The listing below should be written out exactly; please include all of it.

_THE DATA_
□ □ □ □ □ □ □
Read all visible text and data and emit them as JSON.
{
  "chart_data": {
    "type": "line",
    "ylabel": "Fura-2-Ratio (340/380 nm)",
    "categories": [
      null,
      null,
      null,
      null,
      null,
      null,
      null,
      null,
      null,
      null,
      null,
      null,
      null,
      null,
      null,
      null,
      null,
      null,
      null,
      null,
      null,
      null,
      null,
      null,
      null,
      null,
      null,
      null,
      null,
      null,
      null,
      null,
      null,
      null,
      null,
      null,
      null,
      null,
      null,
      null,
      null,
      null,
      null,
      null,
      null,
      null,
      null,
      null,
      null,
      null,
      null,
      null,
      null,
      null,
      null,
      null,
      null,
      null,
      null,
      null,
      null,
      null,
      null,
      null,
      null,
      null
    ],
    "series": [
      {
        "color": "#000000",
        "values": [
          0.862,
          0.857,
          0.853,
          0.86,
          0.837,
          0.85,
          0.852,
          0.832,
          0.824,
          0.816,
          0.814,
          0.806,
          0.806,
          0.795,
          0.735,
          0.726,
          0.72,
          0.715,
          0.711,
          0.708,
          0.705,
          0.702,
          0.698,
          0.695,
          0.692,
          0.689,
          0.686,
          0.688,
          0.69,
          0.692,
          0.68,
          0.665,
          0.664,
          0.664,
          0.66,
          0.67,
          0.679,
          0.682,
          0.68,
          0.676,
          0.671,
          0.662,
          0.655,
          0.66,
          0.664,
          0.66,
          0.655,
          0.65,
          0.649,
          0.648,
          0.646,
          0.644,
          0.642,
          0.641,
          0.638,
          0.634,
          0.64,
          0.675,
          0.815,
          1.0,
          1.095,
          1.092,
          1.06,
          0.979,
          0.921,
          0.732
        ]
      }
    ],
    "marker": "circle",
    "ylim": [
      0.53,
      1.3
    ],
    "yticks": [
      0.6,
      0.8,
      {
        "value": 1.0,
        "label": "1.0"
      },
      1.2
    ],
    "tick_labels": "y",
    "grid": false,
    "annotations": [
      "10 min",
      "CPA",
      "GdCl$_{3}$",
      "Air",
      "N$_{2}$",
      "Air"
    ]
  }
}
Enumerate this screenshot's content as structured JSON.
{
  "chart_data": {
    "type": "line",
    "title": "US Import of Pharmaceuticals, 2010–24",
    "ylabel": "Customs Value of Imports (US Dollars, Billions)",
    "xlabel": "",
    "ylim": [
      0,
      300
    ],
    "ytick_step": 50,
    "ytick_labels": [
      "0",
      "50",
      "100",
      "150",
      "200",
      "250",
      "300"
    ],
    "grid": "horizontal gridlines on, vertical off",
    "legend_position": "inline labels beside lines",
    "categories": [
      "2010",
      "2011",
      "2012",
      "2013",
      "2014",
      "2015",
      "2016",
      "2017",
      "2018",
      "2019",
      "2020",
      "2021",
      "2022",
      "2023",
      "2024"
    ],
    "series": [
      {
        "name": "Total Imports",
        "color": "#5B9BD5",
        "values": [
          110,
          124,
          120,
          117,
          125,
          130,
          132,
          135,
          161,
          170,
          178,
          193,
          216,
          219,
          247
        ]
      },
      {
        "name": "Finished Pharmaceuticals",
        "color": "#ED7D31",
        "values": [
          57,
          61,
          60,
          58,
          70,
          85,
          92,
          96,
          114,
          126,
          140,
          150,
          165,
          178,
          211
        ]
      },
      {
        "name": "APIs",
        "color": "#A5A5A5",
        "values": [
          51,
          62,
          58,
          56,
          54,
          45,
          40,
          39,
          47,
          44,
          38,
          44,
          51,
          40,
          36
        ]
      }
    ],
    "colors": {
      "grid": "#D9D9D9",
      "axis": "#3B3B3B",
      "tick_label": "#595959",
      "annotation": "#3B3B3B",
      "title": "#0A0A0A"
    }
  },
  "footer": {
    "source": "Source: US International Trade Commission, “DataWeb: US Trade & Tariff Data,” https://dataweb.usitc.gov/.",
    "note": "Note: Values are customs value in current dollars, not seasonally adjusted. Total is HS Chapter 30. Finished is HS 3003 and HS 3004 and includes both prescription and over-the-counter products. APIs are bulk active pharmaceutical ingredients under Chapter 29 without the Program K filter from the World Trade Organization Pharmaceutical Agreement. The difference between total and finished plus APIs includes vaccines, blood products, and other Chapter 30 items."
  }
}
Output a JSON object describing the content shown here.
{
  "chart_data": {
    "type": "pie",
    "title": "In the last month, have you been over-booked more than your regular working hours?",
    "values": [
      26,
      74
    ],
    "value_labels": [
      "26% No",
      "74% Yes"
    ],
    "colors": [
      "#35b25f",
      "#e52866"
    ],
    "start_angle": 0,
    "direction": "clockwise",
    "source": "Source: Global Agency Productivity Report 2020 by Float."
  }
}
□ □ □ □ □ □ □
_RESULT OF THIS TASK_
Read all visible text and data and emit them as JSON.
{
  "chart_data": {
    "type": "line",
    "ylabel": "Fura-2-Ratio (340/380 nm)",
    "categories": [
      null,
      null,
      null,
      null,
      null,
      null,
      null,
      null,
      null,
      null,
      null,
      null,
      null,
      null,
      null,
      null,
      null,
      null,
      null,
      null,
      null,
      null,
      null,
      null,
      null,
      null,
      null,
      null,
      null,
      null,
      null,
      null,
      null,
      null,
      null,
      null,
      null,
      null,
      null,
      null,
      null,
      null,
      null,
      null,
      null,
      null,
      null,
      null,
      null,
      null,
      null,
      null,
      null,
      null,
      null,
      null,
      null,
      null,
      null,
      null,
      null,
      null,
      null,
      null,
      null,
      null
    ],
    "series": [
      {
        "color": "#000000",
        "values": [
          0.862,
          0.857,
          0.853,
          0.86,
          0.837,
          0.85,
          0.852,
          0.832,
          0.824,
          0.816,
          0.814,
          0.806,
          0.806,
          0.795,
          0.735,
          0.726,
          0.72,
          0.715,
          0.711,
          0.708,
          0.705,
          0.702,
          0.698,
          0.695,
          0.692,
          0.689,
          0.686,
          0.688,
          0.69,
          0.692,
          0.68,
          0.665,
          0.664,
          0.664,
          0.66,
          0.67,
          0.679,
          0.682,
          0.68,
          0.676,
          0.671,
          0.662,
          0.655,
          0.66,
          0.664,
          0.66,
          0.655,
          0.65,
          0.649,
          0.648,
          0.646,
          0.644,
          0.642,
          0.641,
          0.638,
          0.634,
          0.64,
          0.675,
          0.815,
          1.0,
          1.095,
          1.092,
          1.06,
          0.979,
          0.921,
          0.732
        ]
      }
    ],
    "marker": "circle",
    "ylim": [
      0.53,
      1.3
    ],
    "yticks": [
      0.6,
      0.8,
      {
        "value": 1.0,
        "label": "1.0"
      },
      1.2
    ],
    "tick_labels": "y",
    "grid": false,
    "annotations": [
      "10 min",
      "CPA",
      "GdCl$_{3}$",
      "Air",
      "N$_{2}$",
      "Air"
    ]
  }
}
Enumerate this screenshot's content as structured JSON.
{
  "chart_data": {
    "type": "line",
    "title": "US Import of Pharmaceuticals, 2010–24",
    "ylabel": "Customs Value of Imports (US Dollars, Billions)",
    "xlabel": "",
    "ylim": [
      0,
      300
    ],
    "ytick_step": 50,
    "ytick_labels": [
      "0",
      "50",
      "100",
      "150",
      "200",
      "250",
      "300"
    ],
    "grid": "horizontal gridlines on, vertical off",
    "legend_position": "inline labels beside lines",
    "categories": [
      "2010",
      "2011",
      "2012",
      "2013",
      "2014",
      "2015",
      "2016",
      "2017",
      "2018",
      "2019",
      "2020",
      "2021",
      "2022",
      "2023",
      "2024"
    ],
    "series": [
      {
        "name": "Total Imports",
        "color": "#5B9BD5",
        "values": [
          110,
          124,
          120,
          117,
          125,
          130,
          132,
          135,
          161,
          170,
          178,
          193,
          216,
          219,
          247
        ]
      },
      {
        "name": "Finished Pharmaceuticals",
        "color": "#ED7D31",
        "values": [
          57,
          61,
          60,
          58,
          70,
          85,
          92,
          96,
          114,
          126,
          140,
          150,
          165,
          178,
          211
        ]
      },
      {
        "name": "APIs",
        "color": "#A5A5A5",
        "values": [
          51,
          62,
          58,
          56,
          54,
          45,
          40,
          39,
          47,
          44,
          38,
          44,
          51,
          40,
          36
        ]
      }
    ],
    "colors": {
      "grid": "#D9D9D9",
      "axis": "#3B3B3B",
      "tick_label": "#595959",
      "annotation": "#3B3B3B",
      "title": "#0A0A0A"
    }
  },
  "footer": {
    "source": "Source: US International Trade Commission, “DataWeb: US Trade & Tariff Data,” https://dataweb.usitc.gov/.",
    "note": "Note: Values are customs value in current dollars, not seasonally adjusted. Total is HS Chapter 30. Finished is HS 3003 and HS 3004 and includes both prescription and over-the-counter products. APIs are bulk active pharmaceutical ingredients under Chapter 29 without the Program K filter from the World Trade Organization Pharmaceutical Agreement. The difference between total and finished plus APIs includes vaccines, blood products, and other Chapter 30 items."
  }
}
Output a JSON object describing the content shown here.
{
  "chart_data": {
    "type": "pie",
    "title": "In the last month, have you been over-booked more than your regular working hours?",
    "values": [
      26,
      74
    ],
    "value_labels": [
      "26% No",
      "74% Yes"
    ],
    "colors": [
      "#35b25f",
      "#e52866"
    ],
    "start_angle": 0,
    "direction": "clockwise",
    "source": "Source: Global Agency Productivity Report 2020 by Float."
  }
}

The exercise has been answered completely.